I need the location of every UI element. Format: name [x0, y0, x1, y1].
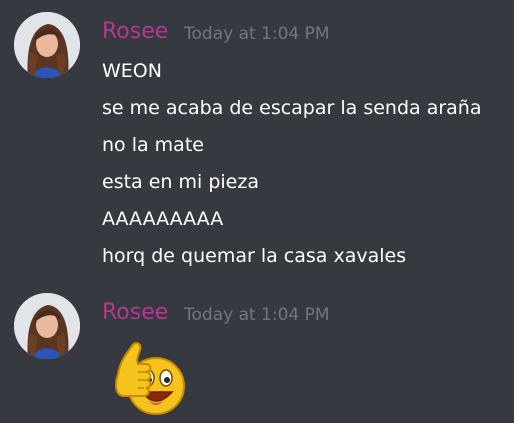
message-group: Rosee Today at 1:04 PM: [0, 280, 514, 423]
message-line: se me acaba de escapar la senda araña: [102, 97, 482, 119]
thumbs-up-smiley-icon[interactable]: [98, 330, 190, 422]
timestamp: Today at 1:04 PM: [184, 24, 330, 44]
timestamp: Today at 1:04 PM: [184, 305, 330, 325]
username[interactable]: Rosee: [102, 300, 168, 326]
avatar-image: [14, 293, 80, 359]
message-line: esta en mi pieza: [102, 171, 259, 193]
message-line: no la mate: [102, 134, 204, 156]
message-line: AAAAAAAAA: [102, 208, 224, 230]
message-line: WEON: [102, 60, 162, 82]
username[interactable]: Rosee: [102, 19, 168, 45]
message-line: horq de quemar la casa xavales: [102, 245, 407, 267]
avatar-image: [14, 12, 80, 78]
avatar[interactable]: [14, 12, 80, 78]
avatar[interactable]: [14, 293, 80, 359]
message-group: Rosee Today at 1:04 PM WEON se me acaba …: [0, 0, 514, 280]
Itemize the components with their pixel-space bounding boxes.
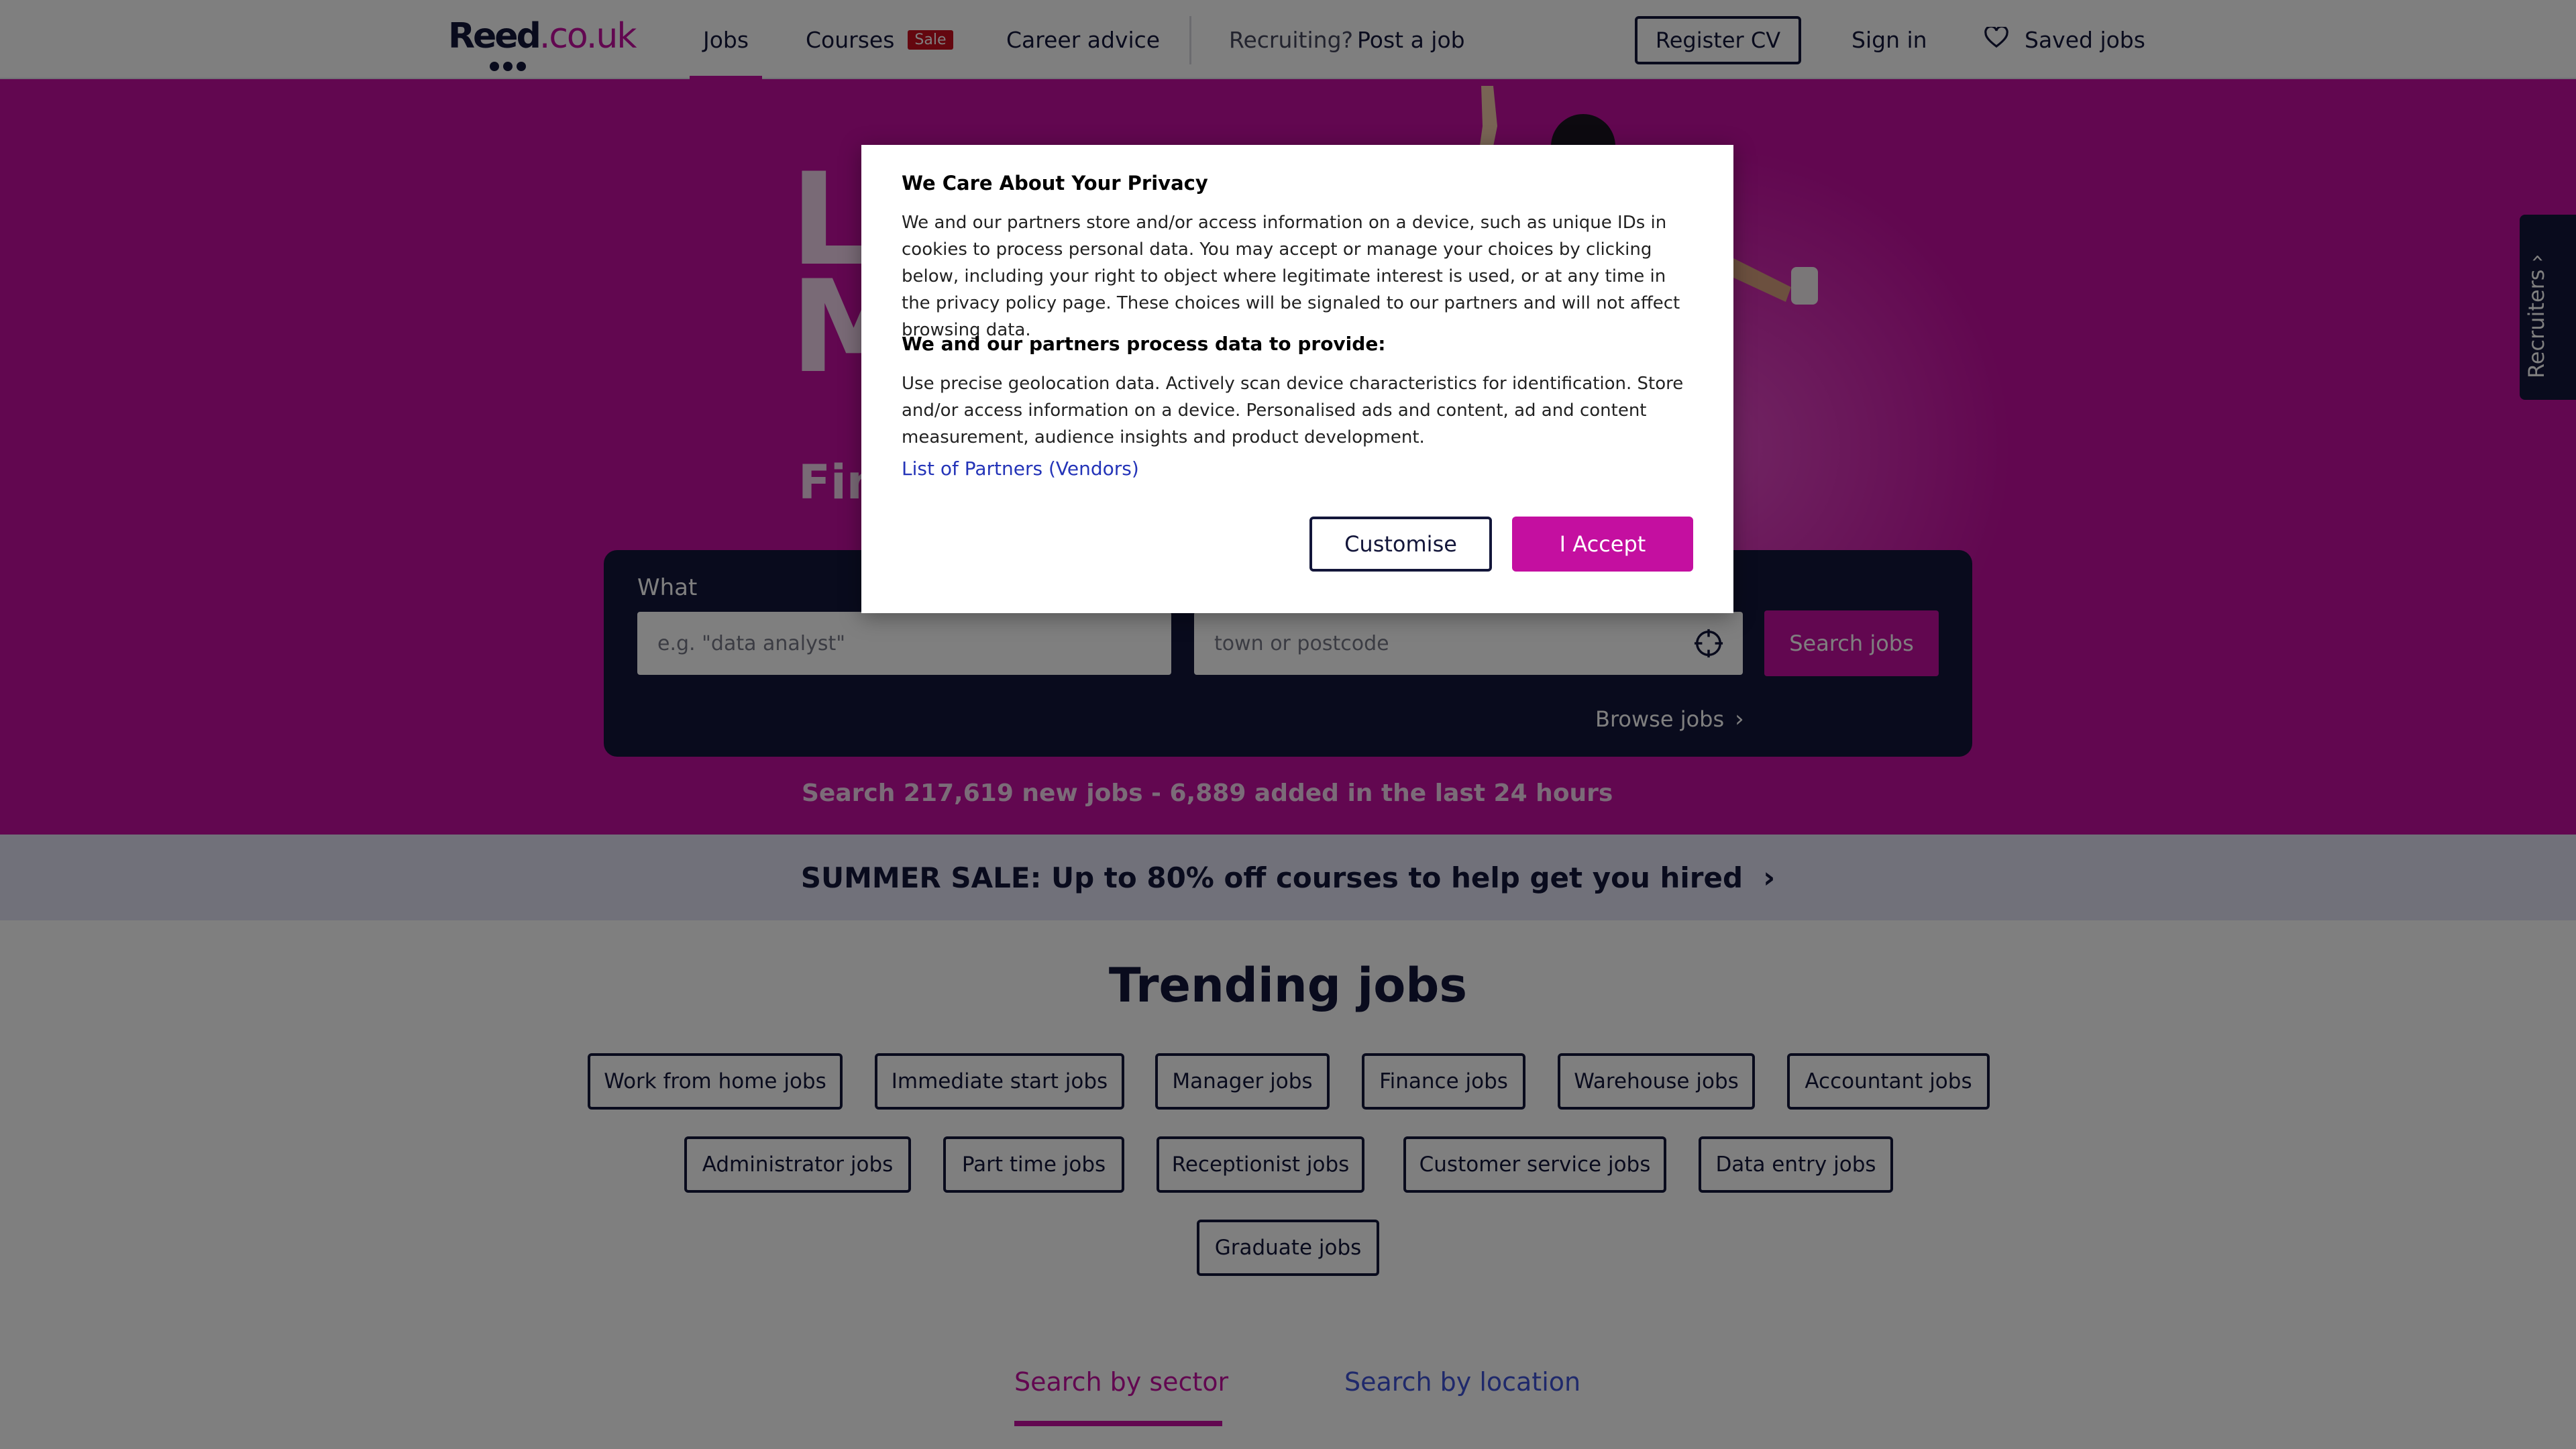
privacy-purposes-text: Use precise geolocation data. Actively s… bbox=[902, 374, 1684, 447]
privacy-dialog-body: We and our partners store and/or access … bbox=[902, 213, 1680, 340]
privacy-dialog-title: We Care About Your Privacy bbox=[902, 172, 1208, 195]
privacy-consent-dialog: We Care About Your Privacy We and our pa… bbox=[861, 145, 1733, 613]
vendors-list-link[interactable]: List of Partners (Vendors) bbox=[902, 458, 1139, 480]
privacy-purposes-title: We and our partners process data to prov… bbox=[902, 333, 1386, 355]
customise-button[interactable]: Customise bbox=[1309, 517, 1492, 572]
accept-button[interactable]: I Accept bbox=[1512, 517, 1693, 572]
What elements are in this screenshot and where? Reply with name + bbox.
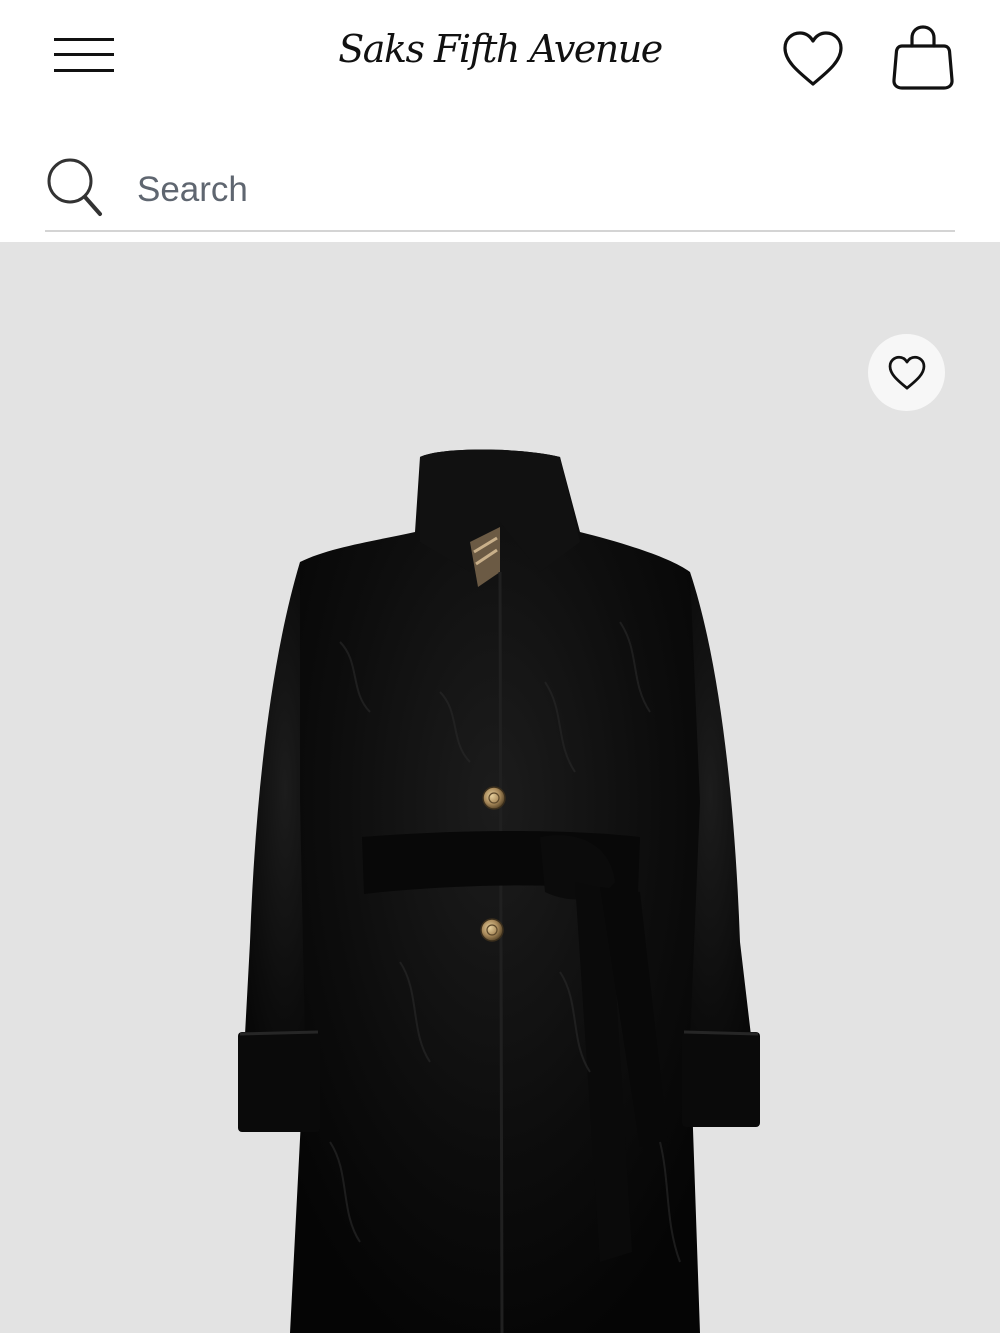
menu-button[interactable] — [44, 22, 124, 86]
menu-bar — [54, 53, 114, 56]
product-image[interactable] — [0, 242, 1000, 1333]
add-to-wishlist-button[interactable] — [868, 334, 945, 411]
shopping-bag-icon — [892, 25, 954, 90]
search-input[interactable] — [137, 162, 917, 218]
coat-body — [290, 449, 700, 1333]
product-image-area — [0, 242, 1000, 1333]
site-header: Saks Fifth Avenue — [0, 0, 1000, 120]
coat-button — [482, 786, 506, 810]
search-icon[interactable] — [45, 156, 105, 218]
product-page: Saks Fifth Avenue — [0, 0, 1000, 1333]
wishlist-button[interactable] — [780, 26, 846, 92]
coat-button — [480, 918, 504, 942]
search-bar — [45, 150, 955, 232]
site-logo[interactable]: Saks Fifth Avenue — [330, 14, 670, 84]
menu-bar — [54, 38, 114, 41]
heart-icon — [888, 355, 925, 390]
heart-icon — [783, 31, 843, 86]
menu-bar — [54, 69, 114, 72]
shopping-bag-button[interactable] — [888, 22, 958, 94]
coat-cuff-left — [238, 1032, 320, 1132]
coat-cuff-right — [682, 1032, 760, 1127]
-- -- --
# The request
Return, unchanged, the entries between the line containing "menu-button[interactable] — [44, 22, 124, 86]" and the end of the entries, inclusive.

# In response
menu-button[interactable] — [44, 22, 124, 86]
menu-bar — [54, 53, 114, 56]
product-image[interactable] — [0, 242, 1000, 1333]
add-to-wishlist-button[interactable] — [868, 334, 945, 411]
shopping-bag-icon — [892, 25, 954, 90]
search-input[interactable] — [137, 162, 917, 218]
coat-body — [290, 449, 700, 1333]
product-image-area — [0, 242, 1000, 1333]
site-header: Saks Fifth Avenue — [0, 0, 1000, 120]
coat-button — [482, 786, 506, 810]
search-icon[interactable] — [45, 156, 105, 218]
product-page: Saks Fifth Avenue — [0, 0, 1000, 1333]
wishlist-button[interactable] — [780, 26, 846, 92]
coat-button — [480, 918, 504, 942]
search-bar — [45, 150, 955, 232]
site-logo[interactable]: Saks Fifth Avenue — [330, 14, 670, 84]
menu-bar — [54, 38, 114, 41]
heart-icon — [888, 355, 925, 390]
heart-icon — [783, 31, 843, 86]
menu-bar — [54, 69, 114, 72]
shopping-bag-button[interactable] — [888, 22, 958, 94]
coat-cuff-left — [238, 1032, 320, 1132]
coat-cuff-right — [682, 1032, 760, 1127]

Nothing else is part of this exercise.